▶ WHAT IS BEING ASKED
Report every line of the records beneath this task that holds the string "Zugeordnete".

BEGIN

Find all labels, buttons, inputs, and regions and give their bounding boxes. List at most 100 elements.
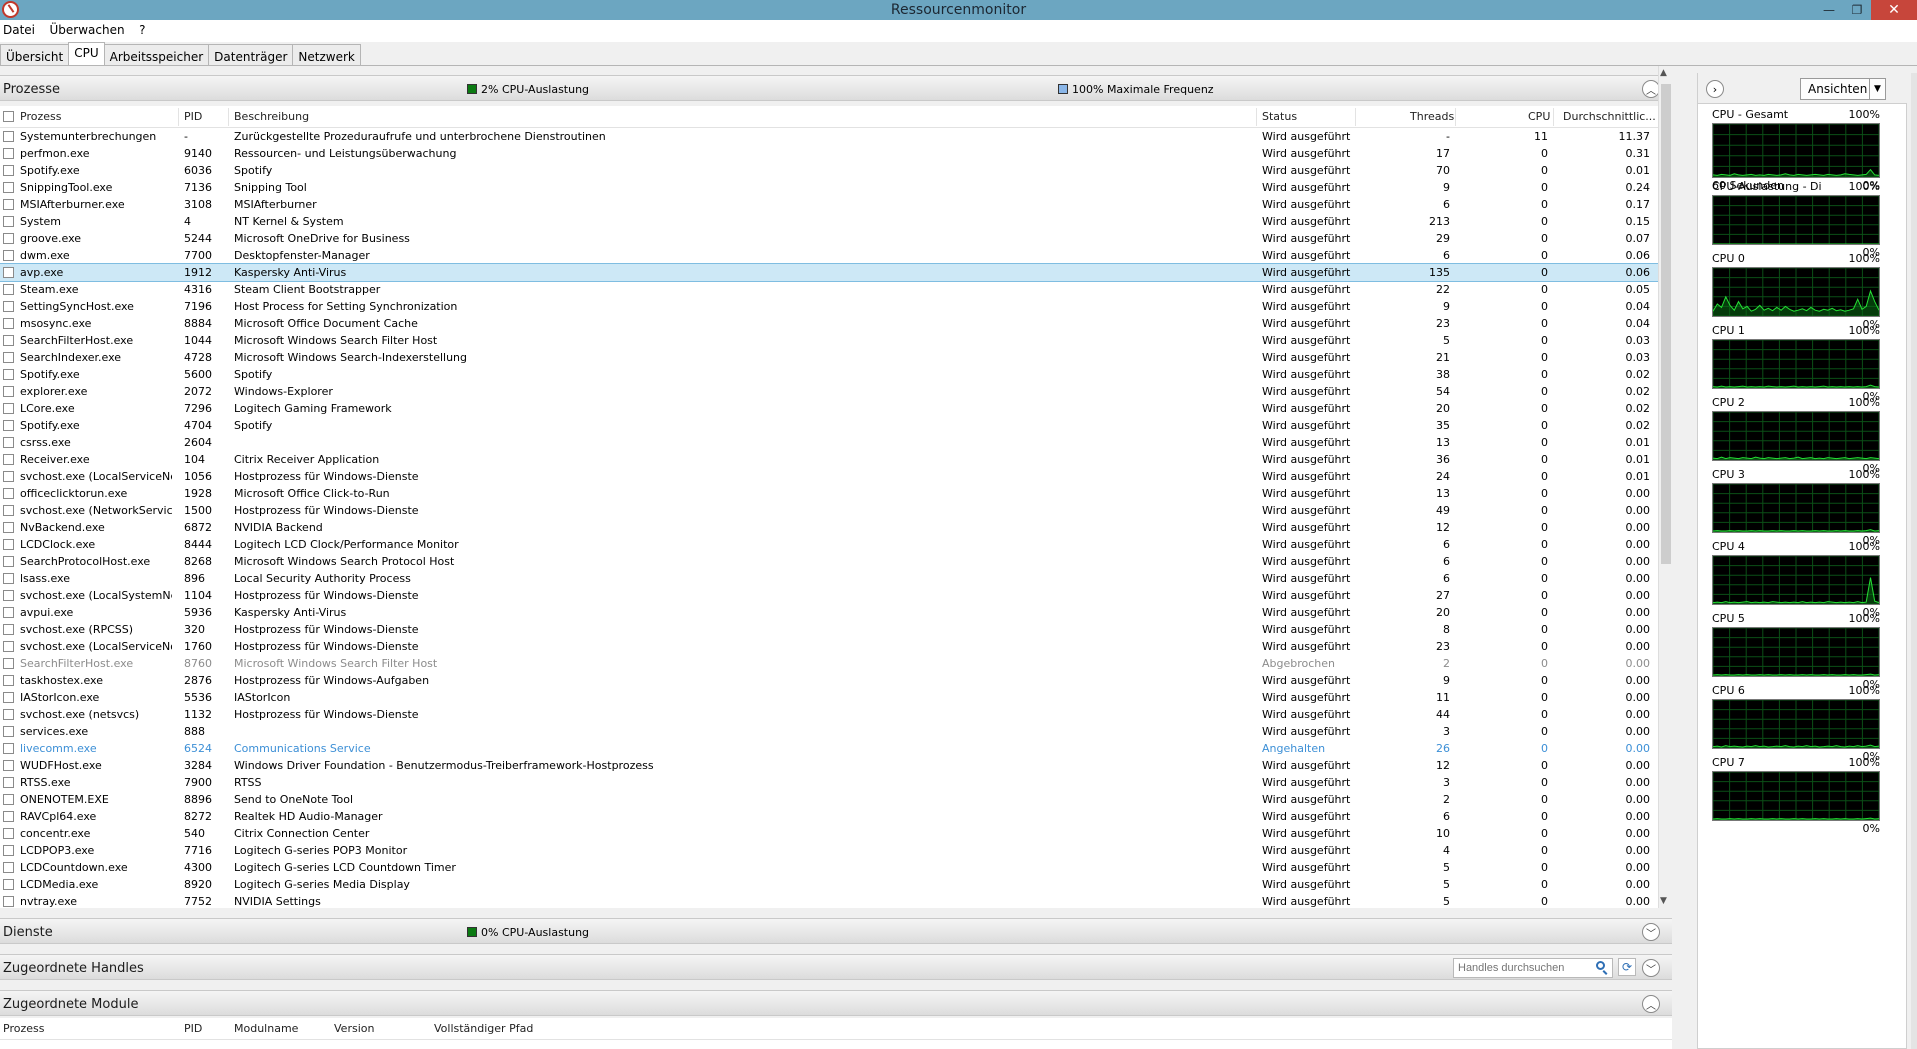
column-divider[interactable] xyxy=(1256,108,1257,126)
row-checkbox[interactable] xyxy=(3,522,14,533)
row-checkbox[interactable] xyxy=(3,182,14,193)
table-row[interactable]: svchost.exe (LocalServiceNet... 1056 Hostp… xyxy=(0,468,1658,485)
table-row[interactable]: officeclicktorun.exe 1928 Microsoft Office… xyxy=(0,485,1658,502)
row-checkbox[interactable] xyxy=(3,284,14,295)
expand-handles-button[interactable]: ﹀ xyxy=(1642,959,1660,977)
column-header-cpu[interactable]: CPU xyxy=(1528,110,1550,123)
module-column-prozess[interactable]: Prozess xyxy=(3,1022,44,1035)
row-checkbox[interactable] xyxy=(3,318,14,329)
column-divider[interactable] xyxy=(178,108,179,126)
row-checkbox[interactable] xyxy=(3,403,14,414)
row-checkbox[interactable] xyxy=(3,794,14,805)
row-checkbox[interactable] xyxy=(3,590,14,601)
handles-search-input[interactable] xyxy=(1453,958,1613,978)
table-row[interactable]: nvtray.exe 7752 NVIDIA Settings Wird ausgef… xyxy=(0,893,1658,908)
module-column-version[interactable]: Version xyxy=(334,1022,374,1035)
table-row[interactable]: avp.exe 1912 Kaspersky Anti-Virus Wird ausg… xyxy=(0,263,1658,282)
tab-cpu[interactable]: CPU xyxy=(68,42,105,66)
table-row[interactable]: concentr.exe 540 Citrix Connection Center W… xyxy=(0,825,1658,842)
row-checkbox[interactable] xyxy=(3,709,14,720)
row-checkbox[interactable] xyxy=(3,641,14,652)
search-icon[interactable] xyxy=(1596,961,1605,970)
row-checkbox[interactable] xyxy=(3,896,14,907)
table-row[interactable]: SearchFilterHost.exe 8760 Microsoft Window… xyxy=(0,655,1658,672)
row-checkbox[interactable] xyxy=(3,607,14,618)
row-checkbox[interactable] xyxy=(3,420,14,431)
table-row[interactable]: svchost.exe (LocalSystemNet... 1104 Hostpr… xyxy=(0,587,1658,604)
row-checkbox[interactable] xyxy=(3,335,14,346)
table-row[interactable]: lsass.exe 896 Local Security Authority Pro… xyxy=(0,570,1658,587)
row-checkbox[interactable] xyxy=(3,301,14,312)
table-row[interactable]: svchost.exe (NetworkService) 1500 Hostproz… xyxy=(0,502,1658,519)
row-checkbox[interactable] xyxy=(3,488,14,499)
column-header-prozess[interactable]: Prozess xyxy=(20,110,61,123)
table-row[interactable]: svchost.exe (LocalServiceNo... 1760 Hostpr… xyxy=(0,638,1658,655)
column-header-beschreibung[interactable]: Beschreibung xyxy=(234,110,309,123)
row-checkbox[interactable] xyxy=(3,131,14,142)
tab-netzwerk[interactable]: Netzwerk xyxy=(292,44,361,66)
row-checkbox[interactable] xyxy=(3,199,14,210)
row-checkbox[interactable] xyxy=(3,760,14,771)
row-checkbox[interactable] xyxy=(3,675,14,686)
table-row[interactable]: WUDFHost.exe 3284 Windows Driver Foundatio… xyxy=(0,757,1658,774)
table-row[interactable]: System 4 NT Kernel & System Wird ausgeführt… xyxy=(0,213,1658,230)
row-checkbox[interactable] xyxy=(3,624,14,635)
views-dropdown[interactable]: Ansichten ▼ xyxy=(1800,78,1886,100)
table-row[interactable]: svchost.exe (netsvcs) 1132 Hostprozess für… xyxy=(0,706,1658,723)
table-row[interactable]: NvBackend.exe 6872 NVIDIA Backend Wird ausg… xyxy=(0,519,1658,536)
table-row[interactable]: RTSS.exe 7900 RTSS Wird ausgeführt 3 0 0.00 xyxy=(0,774,1658,791)
restore-button[interactable]: ❐ xyxy=(1843,0,1871,20)
row-checkbox[interactable] xyxy=(3,556,14,567)
scrollbar-thumb[interactable] xyxy=(1661,84,1671,564)
table-row[interactable]: SearchIndexer.exe 4728 Microsoft Windows S… xyxy=(0,349,1658,366)
row-checkbox[interactable] xyxy=(3,845,14,856)
column-divider[interactable] xyxy=(1355,108,1356,126)
row-checkbox[interactable] xyxy=(3,539,14,550)
row-checkbox[interactable] xyxy=(3,471,14,482)
table-row[interactable]: MSIAfterburner.exe 3108 MSIAfterburner Wird… xyxy=(0,196,1658,213)
scroll-down-arrow[interactable]: ▼ xyxy=(1660,896,1667,906)
scroll-up-arrow[interactable]: ▲ xyxy=(1660,68,1667,78)
table-row[interactable]: SearchProtocolHost.exe 8268 Microsoft Wind… xyxy=(0,553,1658,570)
row-checkbox[interactable] xyxy=(3,386,14,397)
close-button[interactable]: ✕ xyxy=(1871,0,1917,20)
table-row[interactable]: csrss.exe 2604 Wird ausgeführt 13 0 0.01 xyxy=(0,434,1658,451)
row-checkbox[interactable] xyxy=(3,437,14,448)
select-all-checkbox[interactable] xyxy=(3,111,14,122)
table-row[interactable]: Receiver.exe 104 Citrix Receiver Applicati… xyxy=(0,451,1658,468)
row-checkbox[interactable] xyxy=(3,369,14,380)
column-divider[interactable] xyxy=(1553,108,1554,126)
row-checkbox[interactable] xyxy=(3,148,14,159)
refresh-icon[interactable]: ⟳ xyxy=(1618,958,1636,976)
row-checkbox[interactable] xyxy=(3,165,14,176)
column-header-pid[interactable]: PID xyxy=(184,110,202,123)
table-row[interactable]: msosync.exe 8884 Microsoft Office Document… xyxy=(0,315,1658,332)
expand-services-button[interactable]: ﹀ xyxy=(1642,923,1660,941)
handles-section-header[interactable]: Zugeordnete Handles ⟳ ﹀ xyxy=(0,954,1672,980)
column-header-durchschnitt[interactable]: Durchschnittlic... xyxy=(1563,110,1656,123)
row-checkbox[interactable] xyxy=(3,573,14,584)
column-header-threads[interactable]: Threads xyxy=(1410,110,1454,123)
row-checkbox[interactable] xyxy=(3,250,14,261)
table-row[interactable]: groove.exe 5244 Microsoft OneDrive for Bus… xyxy=(0,230,1658,247)
table-row[interactable]: SearchFilterHost.exe 1044 Microsoft Window… xyxy=(0,332,1658,349)
table-row[interactable]: LCDPOP3.exe 7716 Logitech G-series POP3 Mo… xyxy=(0,842,1658,859)
processes-section-header[interactable]: Prozesse 2% CPU-Auslastung 100% Maximale… xyxy=(0,75,1672,101)
table-row[interactable]: perfmon.exe 9140 Ressourcen- und Leistungs… xyxy=(0,145,1658,162)
table-row[interactable]: SettingSyncHost.exe 7196 Host Process for … xyxy=(0,298,1658,315)
row-checkbox[interactable] xyxy=(3,828,14,839)
table-row[interactable]: Spotify.exe 6036 Spotify Wird ausgeführt 70 0… xyxy=(0,162,1658,179)
table-row[interactable]: Spotify.exe 5600 Spotify Wird ausgeführt 38 0… xyxy=(0,366,1658,383)
services-section-header[interactable]: Dienste 0% CPU-Auslastung ﹀ xyxy=(0,918,1672,944)
menu-ueberwachen[interactable]: Überwachen xyxy=(47,20,125,37)
row-checkbox[interactable] xyxy=(3,862,14,873)
menu-datei[interactable]: Datei xyxy=(0,20,35,37)
modules-section-header[interactable]: Zugeordnete Module ︿ xyxy=(0,990,1672,1016)
table-row[interactable]: RAVCpl64.exe 8272 Realtek HD Audio-Manager… xyxy=(0,808,1658,825)
module-column-modulname[interactable]: Modulname xyxy=(234,1022,298,1035)
column-divider[interactable] xyxy=(228,108,229,126)
table-row[interactable]: SnippingTool.exe 7136 Snipping Tool Wird au… xyxy=(0,179,1658,196)
row-checkbox[interactable] xyxy=(3,777,14,788)
row-checkbox[interactable] xyxy=(3,811,14,822)
table-row[interactable]: Steam.exe 4316 Steam Client Bootstrapper Wi… xyxy=(0,281,1658,298)
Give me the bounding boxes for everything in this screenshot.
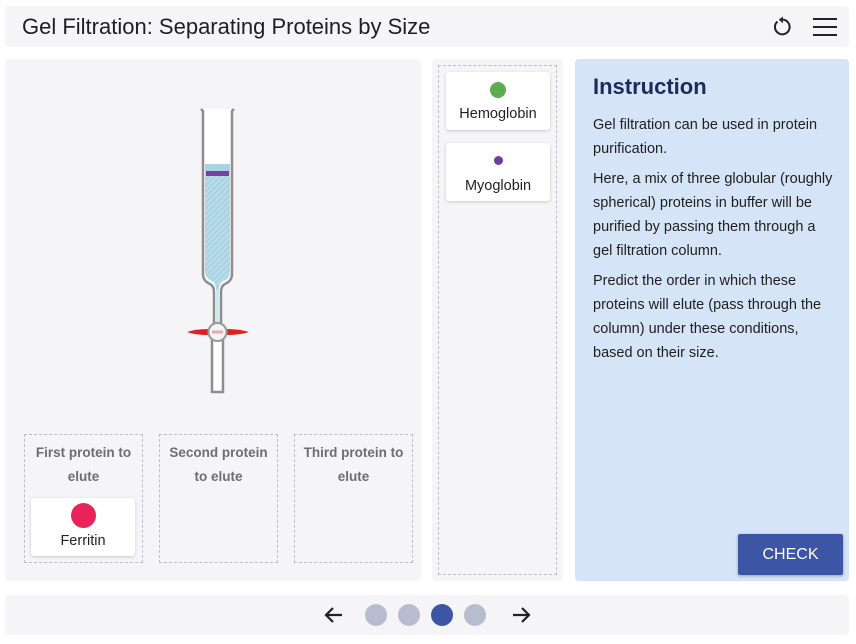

END

▶ EXPECTED ANSWER
handles-section-header[interactable]: Zugeordnete Handles ⟳ ﹀ xyxy=(0,954,1672,980)
modules-section-header[interactable]: Zugeordnete Module ︿ xyxy=(0,990,1672,1016)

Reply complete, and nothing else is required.